DIRECTIONS FOR THIS TASK
Every entry that follows should be repeated exactly; drop the images.

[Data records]

━━━━

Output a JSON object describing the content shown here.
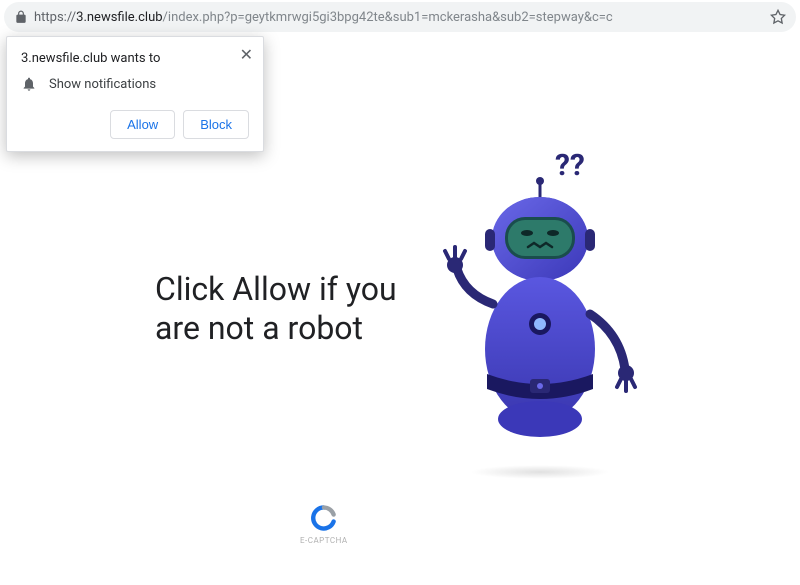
{
  "address": {
    "scheme": "https://",
    "host": "3.newsfile.club",
    "path": "/index.php?p=geytkmrwgi5gi3bpg42te&sub1=mckerasha&sub2=stepway&c=c"
  },
  "notification": {
    "title": "3.newsfile.club wants to",
    "message": "Show notifications",
    "allow": "Allow",
    "block": "Block"
  },
  "page": {
    "headline": "Click Allow if you are not a robot",
    "captcha_label": "E-CAPTCHA",
    "question_marks": "??"
  },
  "colors": {
    "robot_primary": "#4e4bd6",
    "robot_dark": "#2a2875",
    "accent": "#1a73e8"
  }
}
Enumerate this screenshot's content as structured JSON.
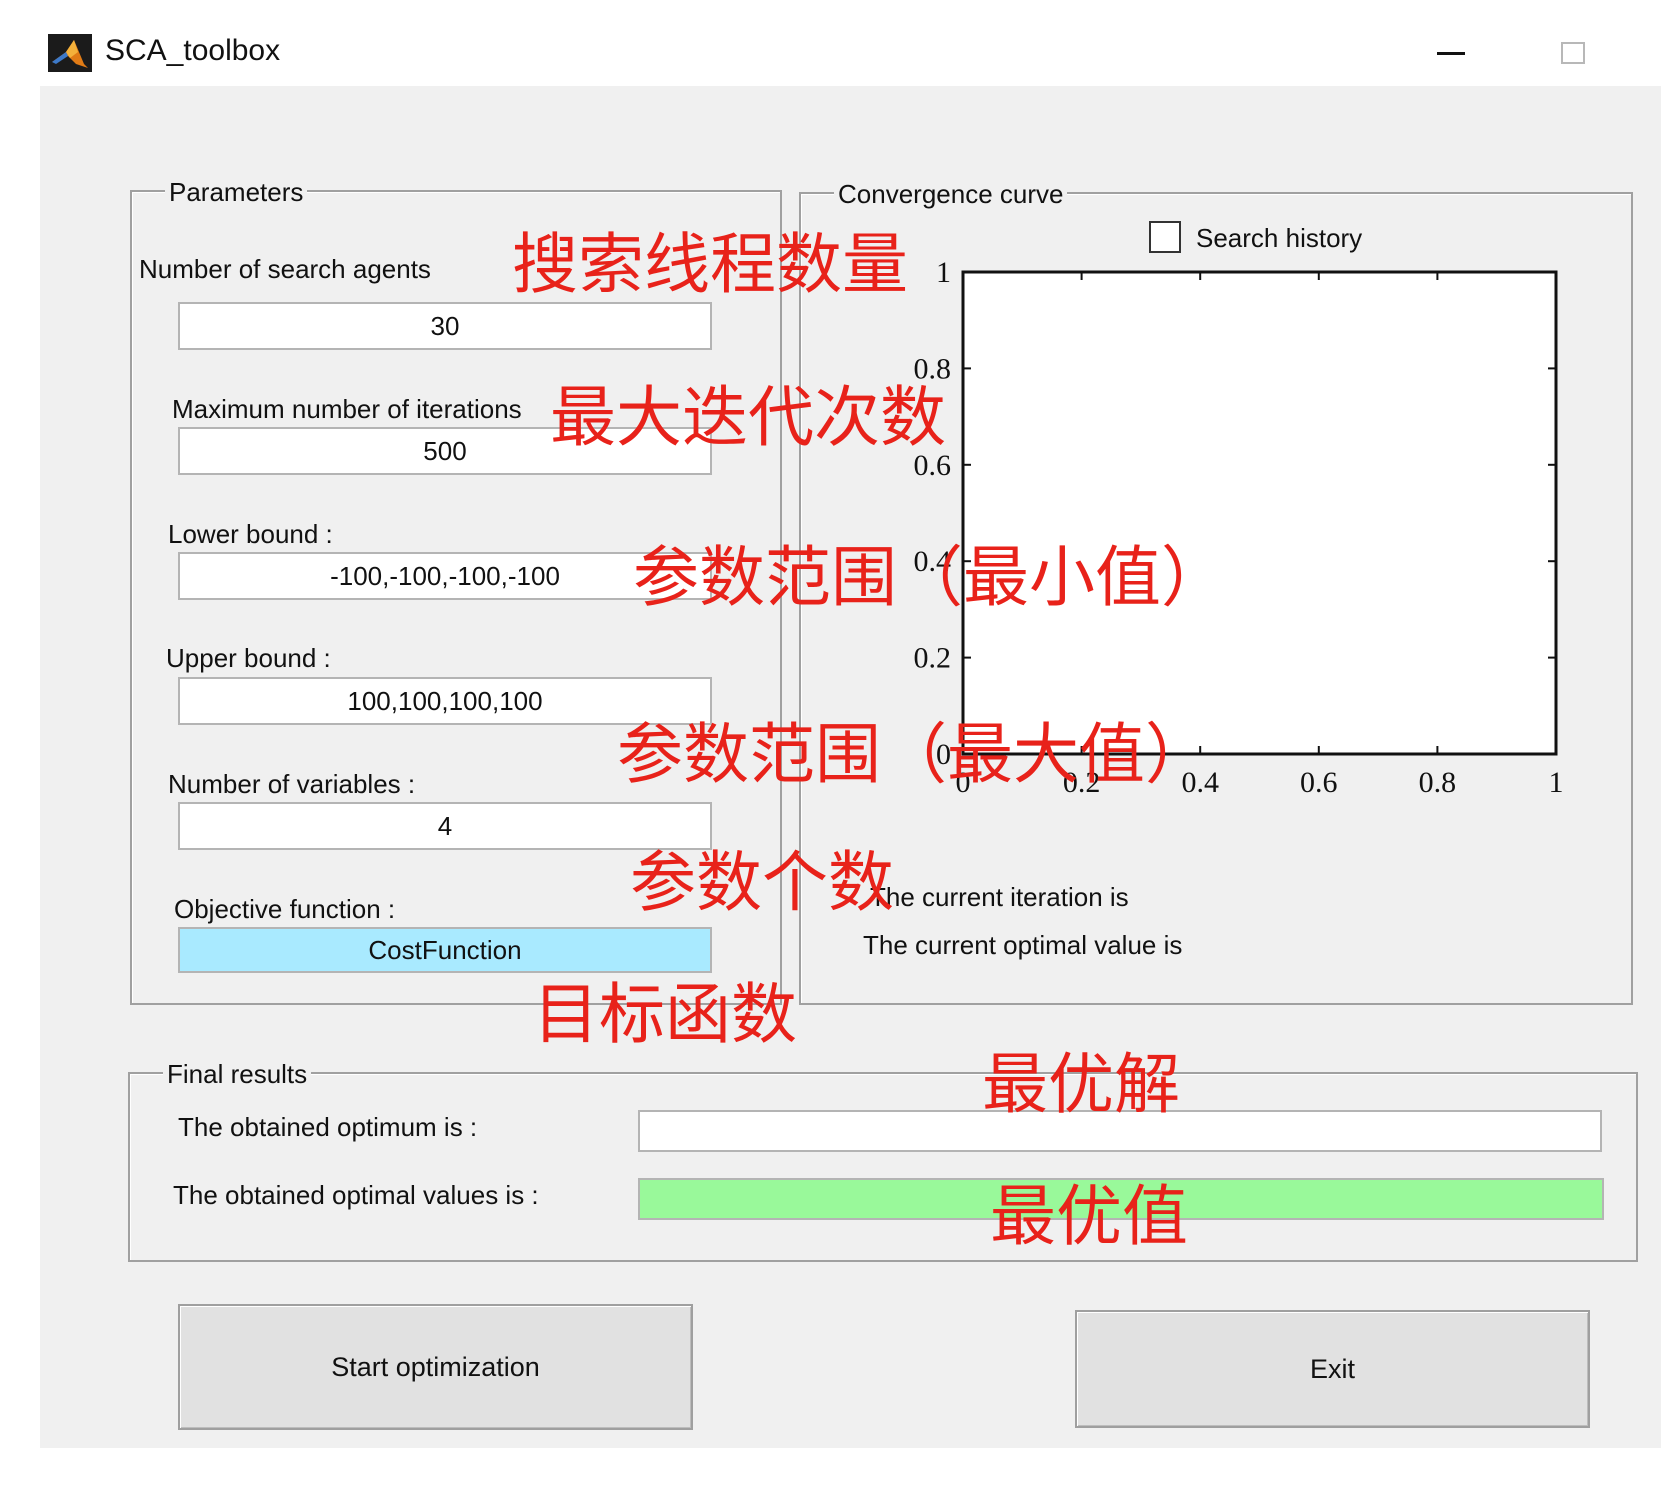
{
  "window": {
    "title": "SCA_toolbox"
  },
  "parameters": {
    "title": "Parameters",
    "agents": {
      "label": "Number of search agents",
      "value": "30"
    },
    "iterations": {
      "label": "Maximum number of iterations",
      "value": "500"
    },
    "lower": {
      "label": "Lower bound :",
      "value": "-100,-100,-100,-100"
    },
    "upper": {
      "label": "Upper bound :",
      "value": "100,100,100,100"
    },
    "variables": {
      "label": "Number of variables :",
      "value": "4"
    },
    "objective": {
      "label": "Objective function :",
      "value": "CostFunction"
    }
  },
  "convergence": {
    "title": "Convergence curve",
    "search_history_label": "Search history",
    "search_history_checked": false,
    "current_iteration_label": "The current iteration is",
    "current_value_label": "The current optimal value is"
  },
  "final": {
    "title": "Final results",
    "optimum_label": "The obtained optimum is :",
    "optimum_value": "",
    "values_label": "The obtained optimal values is :",
    "values_value": ""
  },
  "buttons": {
    "start": "Start optimization",
    "exit": "Exit"
  },
  "annotations": {
    "agents": "搜索线程数量",
    "iterations": "最大迭代次数",
    "lower": "参数范围（最小值）",
    "upper": "参数范围（最大值）",
    "variables": "参数个数",
    "objective": "目标函数",
    "optimum": "最优解",
    "values": "最优值"
  },
  "colors": {
    "annotation": "#e8221a",
    "objective_button": "#a9eaff",
    "result_green": "#99f99a"
  },
  "chart_data": {
    "type": "line",
    "series": [],
    "xlim": [
      0,
      1
    ],
    "ylim": [
      0,
      1
    ],
    "x_ticks": [
      "0",
      "0.2",
      "0.4",
      "0.6",
      "0.8",
      "1"
    ],
    "y_ticks": [
      "0",
      "0.2",
      "0.4",
      "0.6",
      "0.8",
      "1"
    ],
    "grid": false
  }
}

━━━━

OUTPUT BELOW
Output a JSON object describing the content shown here.
{
  "address": {
    "scheme": "https://",
    "host": "3.newsfile.club",
    "path": "/index.php?p=geytkmrwgi5gi3bpg42te&sub1=mckerasha&sub2=stepway&c=c"
  },
  "notification": {
    "title": "3.newsfile.club wants to",
    "message": "Show notifications",
    "allow": "Allow",
    "block": "Block"
  },
  "page": {
    "headline": "Click Allow if you are not a robot",
    "captcha_label": "E-CAPTCHA",
    "question_marks": "??"
  },
  "colors": {
    "robot_primary": "#4e4bd6",
    "robot_dark": "#2a2875",
    "accent": "#1a73e8"
  }
}
Enumerate this screenshot's content as structured JSON.
{
  "window": {
    "title": "SCA_toolbox"
  },
  "parameters": {
    "title": "Parameters",
    "agents": {
      "label": "Number of search agents",
      "value": "30"
    },
    "iterations": {
      "label": "Maximum number of iterations",
      "value": "500"
    },
    "lower": {
      "label": "Lower bound :",
      "value": "-100,-100,-100,-100"
    },
    "upper": {
      "label": "Upper bound :",
      "value": "100,100,100,100"
    },
    "variables": {
      "label": "Number of variables :",
      "value": "4"
    },
    "objective": {
      "label": "Objective function :",
      "value": "CostFunction"
    }
  },
  "convergence": {
    "title": "Convergence curve",
    "search_history_label": "Search history",
    "search_history_checked": false,
    "current_iteration_label": "The current iteration is",
    "current_value_label": "The current optimal value is"
  },
  "final": {
    "title": "Final results",
    "optimum_label": "The obtained optimum is :",
    "optimum_value": "",
    "values_label": "The obtained optimal values is :",
    "values_value": ""
  },
  "buttons": {
    "start": "Start optimization",
    "exit": "Exit"
  },
  "annotations": {
    "agents": "搜索线程数量",
    "iterations": "最大迭代次数",
    "lower": "参数范围（最小值）",
    "upper": "参数范围（最大值）",
    "variables": "参数个数",
    "objective": "目标函数",
    "optimum": "最优解",
    "values": "最优值"
  },
  "colors": {
    "annotation": "#e8221a",
    "objective_button": "#a9eaff",
    "result_green": "#99f99a"
  },
  "chart_data": {
    "type": "line",
    "series": [],
    "xlim": [
      0,
      1
    ],
    "ylim": [
      0,
      1
    ],
    "x_ticks": [
      "0",
      "0.2",
      "0.4",
      "0.6",
      "0.8",
      "1"
    ],
    "y_ticks": [
      "0",
      "0.2",
      "0.4",
      "0.6",
      "0.8",
      "1"
    ],
    "grid": false
  }
}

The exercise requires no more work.